[start]

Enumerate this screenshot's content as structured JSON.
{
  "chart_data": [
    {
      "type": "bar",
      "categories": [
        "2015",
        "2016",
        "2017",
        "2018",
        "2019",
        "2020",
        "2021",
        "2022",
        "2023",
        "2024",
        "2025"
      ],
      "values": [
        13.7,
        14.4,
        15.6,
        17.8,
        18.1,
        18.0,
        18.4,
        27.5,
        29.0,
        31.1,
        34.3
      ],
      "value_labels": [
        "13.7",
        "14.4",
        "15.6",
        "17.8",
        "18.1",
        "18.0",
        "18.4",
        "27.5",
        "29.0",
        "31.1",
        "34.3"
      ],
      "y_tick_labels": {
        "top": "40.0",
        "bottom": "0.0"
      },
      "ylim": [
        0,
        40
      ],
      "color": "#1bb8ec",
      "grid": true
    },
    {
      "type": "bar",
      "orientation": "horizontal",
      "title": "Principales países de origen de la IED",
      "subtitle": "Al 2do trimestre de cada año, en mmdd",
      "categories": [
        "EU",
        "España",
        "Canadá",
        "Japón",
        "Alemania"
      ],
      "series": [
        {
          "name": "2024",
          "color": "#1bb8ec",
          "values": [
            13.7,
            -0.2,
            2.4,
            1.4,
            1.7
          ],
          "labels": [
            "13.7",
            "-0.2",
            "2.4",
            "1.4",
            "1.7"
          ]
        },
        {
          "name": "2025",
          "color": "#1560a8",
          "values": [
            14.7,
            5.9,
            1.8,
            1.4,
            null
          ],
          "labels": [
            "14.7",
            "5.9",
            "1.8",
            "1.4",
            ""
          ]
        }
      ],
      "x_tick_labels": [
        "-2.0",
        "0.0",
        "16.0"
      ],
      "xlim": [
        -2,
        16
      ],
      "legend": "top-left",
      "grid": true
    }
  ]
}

[end]

Return all of the above records exactly, leaving no line out.

Task result:
Enumerate this screenshot's content as structured JSON.
{
  "chart_data": [
    {
      "type": "bar",
      "categories": [
        "2015",
        "2016",
        "2017",
        "2018",
        "2019",
        "2020",
        "2021",
        "2022",
        "2023",
        "2024",
        "2025"
      ],
      "values": [
        13.7,
        14.4,
        15.6,
        17.8,
        18.1,
        18.0,
        18.4,
        27.5,
        29.0,
        31.1,
        34.3
      ],
      "value_labels": [
        "13.7",
        "14.4",
        "15.6",
        "17.8",
        "18.1",
        "18.0",
        "18.4",
        "27.5",
        "29.0",
        "31.1",
        "34.3"
      ],
      "y_tick_labels": {
        "top": "40.0",
        "bottom": "0.0"
      },
      "ylim": [
        0,
        40
      ],
      "color": "#1bb8ec",
      "grid": true
    },
    {
      "type": "bar",
      "orientation": "horizontal",
      "title": "Principales países de origen de la IED",
      "subtitle": "Al 2do trimestre de cada año, en mmdd",
      "categories": [
        "EU",
        "España",
        "Canadá",
        "Japón",
        "Alemania"
      ],
      "series": [
        {
          "name": "2024",
          "color": "#1bb8ec",
          "values": [
            13.7,
            -0.2,
            2.4,
            1.4,
            1.7
          ],
          "labels": [
            "13.7",
            "-0.2",
            "2.4",
            "1.4",
            "1.7"
          ]
        },
        {
          "name": "2025",
          "color": "#1560a8",
          "values": [
            14.7,
            5.9,
            1.8,
            1.4,
            null
          ],
          "labels": [
            "14.7",
            "5.9",
            "1.8",
            "1.4",
            ""
          ]
        }
      ],
      "x_tick_labels": [
        "-2.0",
        "0.0",
        "16.0"
      ],
      "xlim": [
        -2,
        16
      ],
      "legend": "top-left",
      "grid": true
    }
  ]
}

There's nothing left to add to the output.